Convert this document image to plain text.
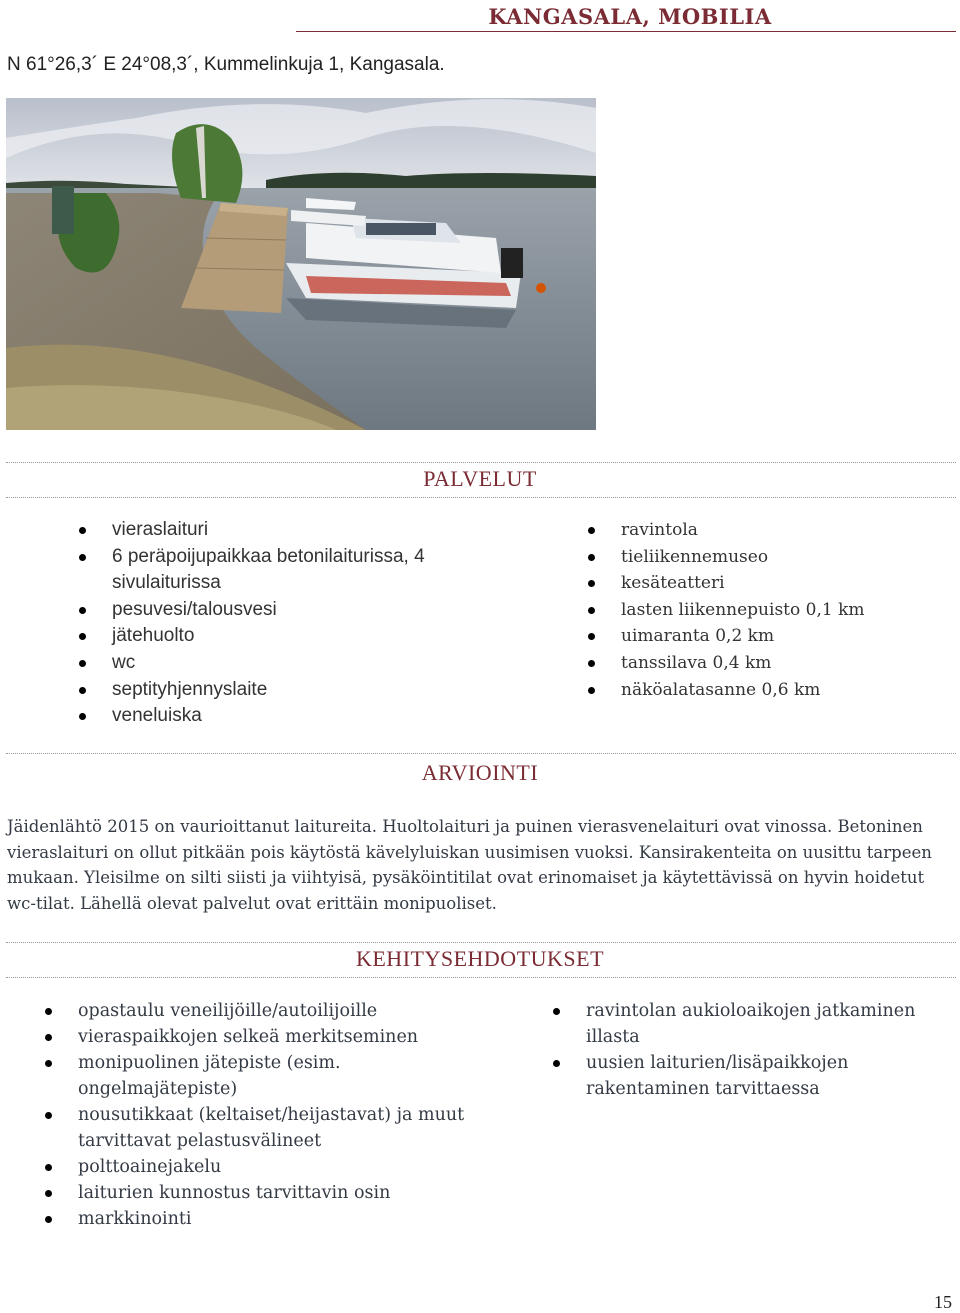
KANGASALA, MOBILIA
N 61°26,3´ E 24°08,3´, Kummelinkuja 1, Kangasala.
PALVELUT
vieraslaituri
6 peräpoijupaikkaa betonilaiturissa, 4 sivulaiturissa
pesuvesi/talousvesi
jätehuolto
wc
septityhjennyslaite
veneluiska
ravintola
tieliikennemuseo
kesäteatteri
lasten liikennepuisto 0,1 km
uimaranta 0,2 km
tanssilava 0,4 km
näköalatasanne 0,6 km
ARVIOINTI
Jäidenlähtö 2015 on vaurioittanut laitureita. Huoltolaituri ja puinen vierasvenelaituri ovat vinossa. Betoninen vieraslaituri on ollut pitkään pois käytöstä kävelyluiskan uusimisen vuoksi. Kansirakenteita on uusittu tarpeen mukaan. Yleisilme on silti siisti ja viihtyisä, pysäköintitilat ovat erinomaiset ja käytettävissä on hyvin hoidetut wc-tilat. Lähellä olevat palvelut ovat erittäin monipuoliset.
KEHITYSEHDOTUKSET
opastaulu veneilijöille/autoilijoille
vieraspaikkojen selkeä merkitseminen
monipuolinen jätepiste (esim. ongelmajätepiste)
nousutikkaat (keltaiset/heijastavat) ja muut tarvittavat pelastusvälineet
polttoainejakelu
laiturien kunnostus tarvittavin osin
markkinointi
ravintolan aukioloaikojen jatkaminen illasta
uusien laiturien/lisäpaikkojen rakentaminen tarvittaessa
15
┄┄┄┄┄┄
Copy every line above word for word and exclude the pictures.

Convert this document image to plain text.
KANGASALA, MOBILIA
N 61°26,3´ E 24°08,3´, Kummelinkuja 1, Kangasala.
PALVELUT
vieraslaituri
6 peräpoijupaikkaa betonilaiturissa, 4 sivulaiturissa
pesuvesi/talousvesi
jätehuolto
wc
septityhjennyslaite
veneluiska
ravintola
tieliikennemuseo
kesäteatteri
lasten liikennepuisto 0,1 km
uimaranta 0,2 km
tanssilava 0,4 km
näköalatasanne 0,6 km
ARVIOINTI
Jäidenlähtö 2015 on vaurioittanut laitureita. Huoltolaituri ja puinen vierasvenelaituri ovat vinossa. Betoninen vieraslaituri on ollut pitkään pois käytöstä kävelyluiskan uusimisen vuoksi. Kansirakenteita on uusittu tarpeen mukaan. Yleisilme on silti siisti ja viihtyisä, pysäköintitilat ovat erinomaiset ja käytettävissä on hyvin hoidetut wc-tilat. Lähellä olevat palvelut ovat erittäin monipuoliset.
KEHITYSEHDOTUKSET
opastaulu veneilijöille/autoilijoille
vieraspaikkojen selkeä merkitseminen
monipuolinen jätepiste (esim. ongelmajätepiste)
nousutikkaat (keltaiset/heijastavat) ja muut tarvittavat pelastusvälineet
polttoainejakelu
laiturien kunnostus tarvittavin osin
markkinointi
ravintolan aukioloaikojen jatkaminen illasta
uusien laiturien/lisäpaikkojen rakentaminen tarvittaessa
15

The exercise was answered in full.